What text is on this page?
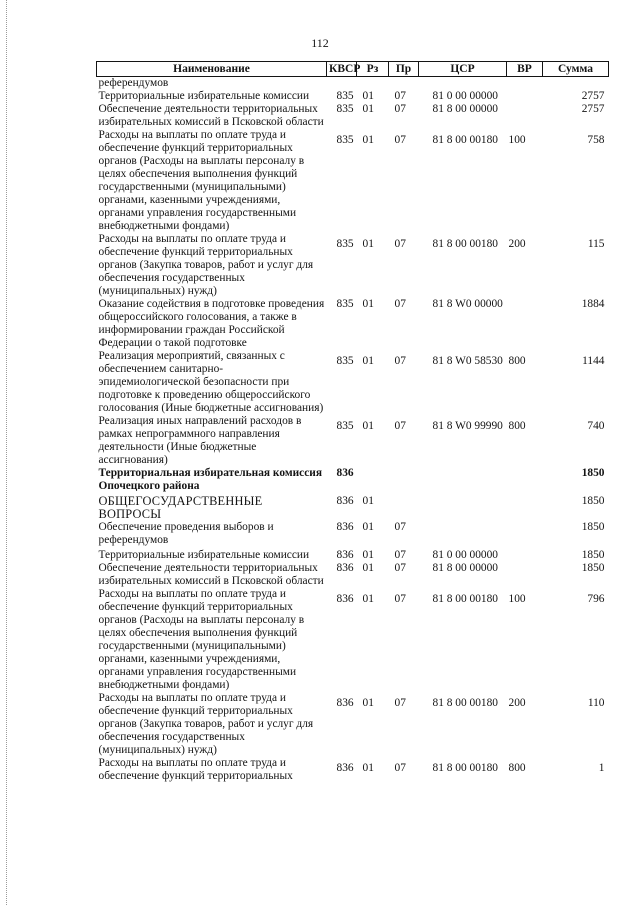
112
Наименование	КВСР	Рз	Пр	ЦСР	ВР	Сумма
референдумов						
Территориальные избирательные комиссии	835	01	07	81 0 00 00000		2757
Обеспечение деятельности территориальных избирательных комиссий в Псковской области	835	01	07	81 8 00 00000		2757
Расходы на выплаты по оплате труда и обеспечение функций территориальных органов (Расходы на выплаты персоналу в целях обеспечения выполнения функций государственными (муниципальными) органами, казенными учреждениями, органами управления государственными внебюджетными фондами)	835	01	07	81 8 00 00180	100	758
Расходы на выплаты по оплате труда и обеспечение функций территориальных органов (Закупка товаров, работ и услуг для обеспечения государственных (муниципальных) нужд)	835	01	07	81 8 00 00180	200	115
Оказание содействия в подготовке проведения общероссийского голосования, а также в информировании граждан Российской Федерации о такой подготовке	835	01	07	81 8 W0 00000		1884
Реализация мероприятий, связанных с обеспечением санитарно-эпидемиологической безопасности при подготовке к проведению общероссийского голосования (Иные бюджетные ассигнования)	835	01	07	81 8 W0 58530	800	1144
Реализация иных направлений расходов в рамках непрограммного направления деятельности (Иные бюджетные ассигнования)	835	01	07	81 8 W0 99990	800	740
Территориальная избирательная комиссия Опочецкого района	836					1850
ОБЩЕГОСУДАРСТВЕННЫЕ ВОПРОСЫ	836	01				1850
Обеспечение проведения выборов и референдумов	836	01	07			1850
Территориальные избирательные комиссии	836	01	07	81 0 00 00000		1850
Обеспечение деятельности территориальных избирательных комиссий в Псковской области	836	01	07	81 8 00 00000		1850
Расходы на выплаты по оплате труда и обеспечение функций территориальных органов (Расходы на выплаты персоналу в целях обеспечения выполнения функций государственными (муниципальными) органами, казенными учреждениями, органами управления государственными внебюджетными фондами)	836	01	07	81 8 00 00180	100	796
Расходы на выплаты по оплате труда и обеспечение функций территориальных органов (Закупка товаров, работ и услуг для обеспечения государственных (муниципальных) нужд)	836	01	07	81 8 00 00180	200	110
Расходы на выплаты по оплате труда и обеспечение функций территориальных	836	01	07	81 8 00 00180	800	1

THE EXERCISE — Search the records above for the string "управления". Copy every line that contains it.

CORRECT RESULT —
Расходы на выплаты по оплате труда и обеспечение функций территориальных органов (Расходы на выплаты персоналу в целях обеспечения выполнения функций государственными (муниципальными) органами, казенными учреждениями, органами управления государственными внебюджетными фондами)	835	01	07	81 8 00 00180	100	758
Расходы на выплаты по оплате труда и обеспечение функций территориальных органов (Расходы на выплаты персоналу в целях обеспечения выполнения функций государственными (муниципальными) органами, казенными учреждениями, органами управления государственными внебюджетными фондами)	836	01	07	81 8 00 00180	100	796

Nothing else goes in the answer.